▶ **GIVEN TASK**
Return all the data below as it stands, minus the pictures.
* start INPUT *
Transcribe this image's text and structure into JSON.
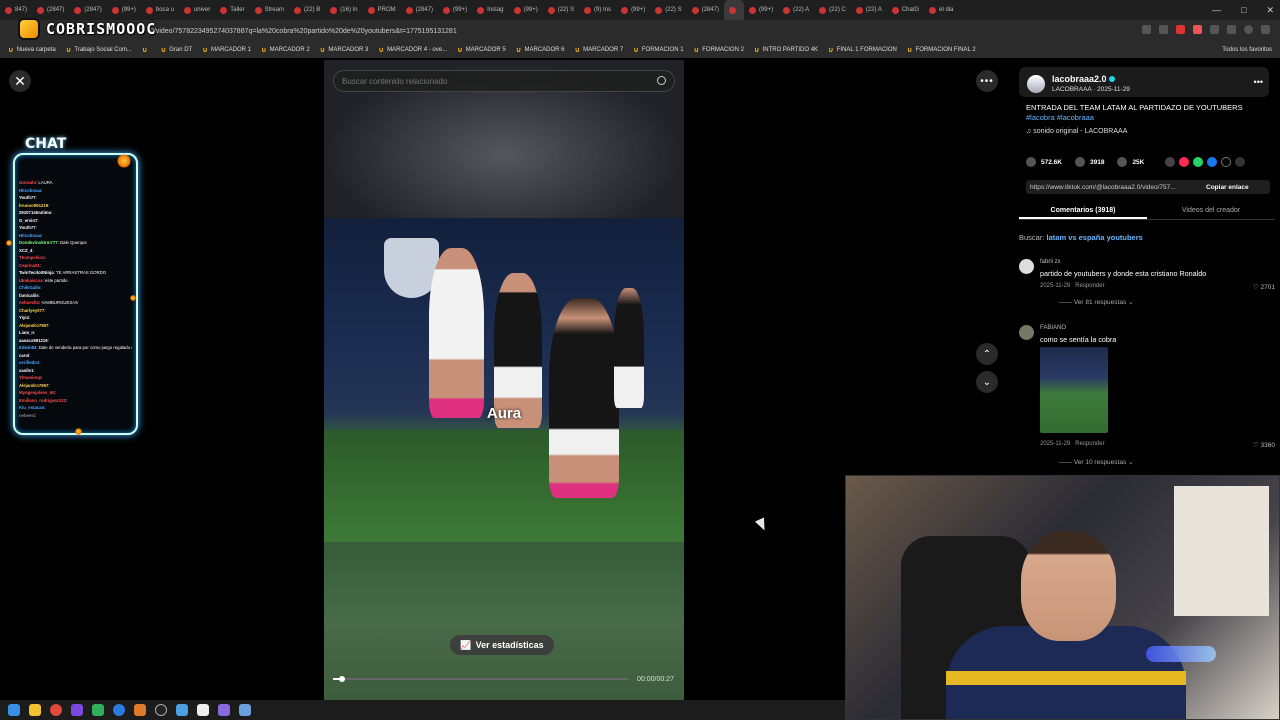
{
  "browser": {
    "tabs": [
      "847)",
      "(2847)",
      "(2847)",
      "(99+)",
      "boca u",
      "univer",
      "Taller",
      "Stream",
      "(22) B",
      "(16) In",
      "PROM",
      "(2847)",
      "(99+)",
      "Instag",
      "(99+)",
      "(22) S",
      "(9) Ins",
      "(99+)",
      "(22) S",
      "(2847)",
      "",
      "(99+)",
      "(22) A",
      "(22) C",
      "(22) A",
      "ChatG",
      "el dia"
    ],
    "active_tab_index": 20,
    "url": "0/video/7578223495274037887q=la%20cobra%20partido%20de%20youtubers&t=1775195131281",
    "bookmarks": [
      "Nueva carpeta",
      "Trabajo Social Com...",
      "",
      "Gran DT",
      "MARCADOR 1",
      "MARCADOR 2",
      "MARCADOR 3",
      "MARCADOR 4 - ove...",
      "MARCADOR 5",
      "MARCADOR 6",
      "MARCADOR 7",
      "FORMACION 1",
      "FORMACION 2",
      "INTRO PARTIDO 4K",
      "FINAL 1 FORMACION",
      "FORMACION FINAL 2"
    ],
    "bookmarks_right": "Todos los favoritos"
  },
  "stream_overlay": {
    "channel_logo_text": "COBRISMOOOC",
    "chat_title": "CHAT",
    "chat_lines": [
      {
        "user": "Gonzalo",
        "msg": "LAURA",
        "color": "#ff4d4d"
      },
      {
        "user": "Hitcobraaa",
        "msg": "",
        "color": "#4da6ff"
      },
      {
        "user": "Youth77",
        "msg": "",
        "color": "#ffffff"
      },
      {
        "user": "brunoo991219",
        "msg": "",
        "color": "#ffd84d"
      },
      {
        "user": "2910714Inutimo",
        "msg": "",
        "color": "#ffffff"
      },
      {
        "user": "G_ervin7",
        "msg": "",
        "color": "#ffffff"
      },
      {
        "user": "Youth77",
        "msg": "",
        "color": "#ffffff"
      },
      {
        "user": "Hitcobraaa",
        "msg": "",
        "color": "#4da6ff"
      },
      {
        "user": "Dondevinoktrm777",
        "msg": "Dale Querque",
        "color": "#7dff7d"
      },
      {
        "user": "XCZ_4",
        "msg": "",
        "color": "#ffffff"
      },
      {
        "user": "Thompchico",
        "msg": "",
        "color": "#ff4d4d"
      },
      {
        "user": "Ceprina01",
        "msg": "",
        "color": "#ff4d4d"
      },
      {
        "user": "TwinTecito0Ninja",
        "msg": "TE ARRASTRAS GORDO",
        "color": "#ffffff"
      },
      {
        "user": "Ukokaiscxa",
        "msg": "este partido",
        "color": "#ff4d4d"
      },
      {
        "user": "ChikiGallo",
        "msg": "",
        "color": "#4da6ff"
      },
      {
        "user": "famicaliis",
        "msg": "",
        "color": "#ffffff"
      },
      {
        "user": "nehuecllo",
        "msg": "HAMBURGUESAS",
        "color": "#ff4d4d"
      },
      {
        "user": "Charlyey077",
        "msg": "",
        "color": "#ffd84d"
      },
      {
        "user": "Yiyi4",
        "msg": "",
        "color": "#ffffff"
      },
      {
        "user": "Alejandro7997",
        "msg": "",
        "color": "#ffd84d"
      },
      {
        "user": "Liam_n",
        "msg": "",
        "color": "#ffffff"
      },
      {
        "user": "aasacx991219",
        "msg": "",
        "color": "#ffffff"
      },
      {
        "user": "Edwin84",
        "msg": "Dale de vendería para por como juego regalado en",
        "color": "#4da6ff"
      },
      {
        "user": "carol",
        "msg": "",
        "color": "#ffffff"
      },
      {
        "user": "verifiedo1",
        "msg": "",
        "color": "#4da6ff"
      },
      {
        "user": "xasile1",
        "msg": "",
        "color": "#ffffff"
      },
      {
        "user": "Yfmanioop",
        "msg": "",
        "color": "#ff4d4d"
      },
      {
        "user": "Alejandro7997",
        "msg": "",
        "color": "#ffd84d"
      },
      {
        "user": "Myogenjalseo_60",
        "msg": "",
        "color": "#ff4d4d"
      },
      {
        "user": "Emiliano_rodriguez123",
        "msg": "",
        "color": "#ff4d4d"
      },
      {
        "user": "Kiu_estacan",
        "msg": "",
        "color": "#4da6ff"
      },
      {
        "user": "nebeesi",
        "msg": "",
        "color": "#888888"
      }
    ]
  },
  "video": {
    "search_placeholder": "Buscar contenido relacionado",
    "caption_overlay": "Aura",
    "stats_button": "Ver estadísticas",
    "timecode": "00:00/00:27",
    "progress": 0.03
  },
  "post": {
    "author_name": "lacobraaa2.0",
    "author_sub": "LACOBRAAA · 2025-11-29",
    "description": "ENTRADA DEL TEAM LATAM AL PARTIDAZO DE YOUTUBERS",
    "hashtags": "#lacobra #lacobraaa",
    "sound": "sonido original - LACOBRAAA",
    "likes": "572.6K",
    "comments_count": "3918",
    "saves": "25K",
    "link_url": "https://www.tiktok.com/@lacobraaa2.0/video/757...",
    "copy_link": "Copiar enlace",
    "tab_comments": "Comentarios (3918)",
    "tab_creator": "Videos del creador",
    "search_label": "Buscar:",
    "search_suggestion": "latam vs españa youtubers"
  },
  "comments": [
    {
      "user": "fabrii  zx",
      "text": "partido de youtubers y donde esta cristiano Ronaldo",
      "date": "2025-11-29",
      "reply": "Responder",
      "likes": "2701",
      "replies": "Ver 81 respuestas"
    },
    {
      "user": "FABIANO",
      "text": "como se sentía la cobra",
      "date": "2025-11-29",
      "reply": "Responder",
      "likes": "3360",
      "replies": "Ver 10 respuestas"
    }
  ],
  "icons": {
    "close": "close-icon",
    "more": "more-icon",
    "up": "chevron-up-icon",
    "down": "chevron-down-icon",
    "search": "search-icon",
    "stats": "chart-icon"
  }
}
* end INPUT *
▶ **COMPLETE OUTPUT**
Transcribe this image's text and structure into JSON.
{
  "browser": {
    "tabs": [
      "847)",
      "(2847)",
      "(2847)",
      "(99+)",
      "boca u",
      "univer",
      "Taller",
      "Stream",
      "(22) B",
      "(16) In",
      "PROM",
      "(2847)",
      "(99+)",
      "Instag",
      "(99+)",
      "(22) S",
      "(9) Ins",
      "(99+)",
      "(22) S",
      "(2847)",
      "",
      "(99+)",
      "(22) A",
      "(22) C",
      "(22) A",
      "ChatG",
      "el dia"
    ],
    "active_tab_index": 20,
    "url": "0/video/7578223495274037887q=la%20cobra%20partido%20de%20youtubers&t=1775195131281",
    "bookmarks": [
      "Nueva carpeta",
      "Trabajo Social Com...",
      "",
      "Gran DT",
      "MARCADOR 1",
      "MARCADOR 2",
      "MARCADOR 3",
      "MARCADOR 4 - ove...",
      "MARCADOR 5",
      "MARCADOR 6",
      "MARCADOR 7",
      "FORMACION 1",
      "FORMACION 2",
      "INTRO PARTIDO 4K",
      "FINAL 1 FORMACION",
      "FORMACION FINAL 2"
    ],
    "bookmarks_right": "Todos los favoritos"
  },
  "stream_overlay": {
    "channel_logo_text": "COBRISMOOOC",
    "chat_title": "CHAT",
    "chat_lines": [
      {
        "user": "Gonzalo",
        "msg": "LAURA",
        "color": "#ff4d4d"
      },
      {
        "user": "Hitcobraaa",
        "msg": "",
        "color": "#4da6ff"
      },
      {
        "user": "Youth77",
        "msg": "",
        "color": "#ffffff"
      },
      {
        "user": "brunoo991219",
        "msg": "",
        "color": "#ffd84d"
      },
      {
        "user": "2910714Inutimo",
        "msg": "",
        "color": "#ffffff"
      },
      {
        "user": "G_ervin7",
        "msg": "",
        "color": "#ffffff"
      },
      {
        "user": "Youth77",
        "msg": "",
        "color": "#ffffff"
      },
      {
        "user": "Hitcobraaa",
        "msg": "",
        "color": "#4da6ff"
      },
      {
        "user": "Dondevinoktrm777",
        "msg": "Dale Querque",
        "color": "#7dff7d"
      },
      {
        "user": "XCZ_4",
        "msg": "",
        "color": "#ffffff"
      },
      {
        "user": "Thompchico",
        "msg": "",
        "color": "#ff4d4d"
      },
      {
        "user": "Ceprina01",
        "msg": "",
        "color": "#ff4d4d"
      },
      {
        "user": "TwinTecito0Ninja",
        "msg": "TE ARRASTRAS GORDO",
        "color": "#ffffff"
      },
      {
        "user": "Ukokaiscxa",
        "msg": "este partido",
        "color": "#ff4d4d"
      },
      {
        "user": "ChikiGallo",
        "msg": "",
        "color": "#4da6ff"
      },
      {
        "user": "famicaliis",
        "msg": "",
        "color": "#ffffff"
      },
      {
        "user": "nehuecllo",
        "msg": "HAMBURGUESAS",
        "color": "#ff4d4d"
      },
      {
        "user": "Charlyey077",
        "msg": "",
        "color": "#ffd84d"
      },
      {
        "user": "Yiyi4",
        "msg": "",
        "color": "#ffffff"
      },
      {
        "user": "Alejandro7997",
        "msg": "",
        "color": "#ffd84d"
      },
      {
        "user": "Liam_n",
        "msg": "",
        "color": "#ffffff"
      },
      {
        "user": "aasacx991219",
        "msg": "",
        "color": "#ffffff"
      },
      {
        "user": "Edwin84",
        "msg": "Dale de vendería para por como juego regalado en",
        "color": "#4da6ff"
      },
      {
        "user": "carol",
        "msg": "",
        "color": "#ffffff"
      },
      {
        "user": "verifiedo1",
        "msg": "",
        "color": "#4da6ff"
      },
      {
        "user": "xasile1",
        "msg": "",
        "color": "#ffffff"
      },
      {
        "user": "Yfmanioop",
        "msg": "",
        "color": "#ff4d4d"
      },
      {
        "user": "Alejandro7997",
        "msg": "",
        "color": "#ffd84d"
      },
      {
        "user": "Myogenjalseo_60",
        "msg": "",
        "color": "#ff4d4d"
      },
      {
        "user": "Emiliano_rodriguez123",
        "msg": "",
        "color": "#ff4d4d"
      },
      {
        "user": "Kiu_estacan",
        "msg": "",
        "color": "#4da6ff"
      },
      {
        "user": "nebeesi",
        "msg": "",
        "color": "#888888"
      }
    ]
  },
  "video": {
    "search_placeholder": "Buscar contenido relacionado",
    "caption_overlay": "Aura",
    "stats_button": "Ver estadísticas",
    "timecode": "00:00/00:27",
    "progress": 0.03
  },
  "post": {
    "author_name": "lacobraaa2.0",
    "author_sub": "LACOBRAAA · 2025-11-29",
    "description": "ENTRADA DEL TEAM LATAM AL PARTIDAZO DE YOUTUBERS",
    "hashtags": "#lacobra #lacobraaa",
    "sound": "sonido original - LACOBRAAA",
    "likes": "572.6K",
    "comments_count": "3918",
    "saves": "25K",
    "link_url": "https://www.tiktok.com/@lacobraaa2.0/video/757...",
    "copy_link": "Copiar enlace",
    "tab_comments": "Comentarios (3918)",
    "tab_creator": "Videos del creador",
    "search_label": "Buscar:",
    "search_suggestion": "latam vs españa youtubers"
  },
  "comments": [
    {
      "user": "fabrii  zx",
      "text": "partido de youtubers y donde esta cristiano Ronaldo",
      "date": "2025-11-29",
      "reply": "Responder",
      "likes": "2701",
      "replies": "Ver 81 respuestas"
    },
    {
      "user": "FABIANO",
      "text": "como se sentía la cobra",
      "date": "2025-11-29",
      "reply": "Responder",
      "likes": "3360",
      "replies": "Ver 10 respuestas"
    }
  ],
  "icons": {
    "close": "close-icon",
    "more": "more-icon",
    "up": "chevron-up-icon",
    "down": "chevron-down-icon",
    "search": "search-icon",
    "stats": "chart-icon"
  }
}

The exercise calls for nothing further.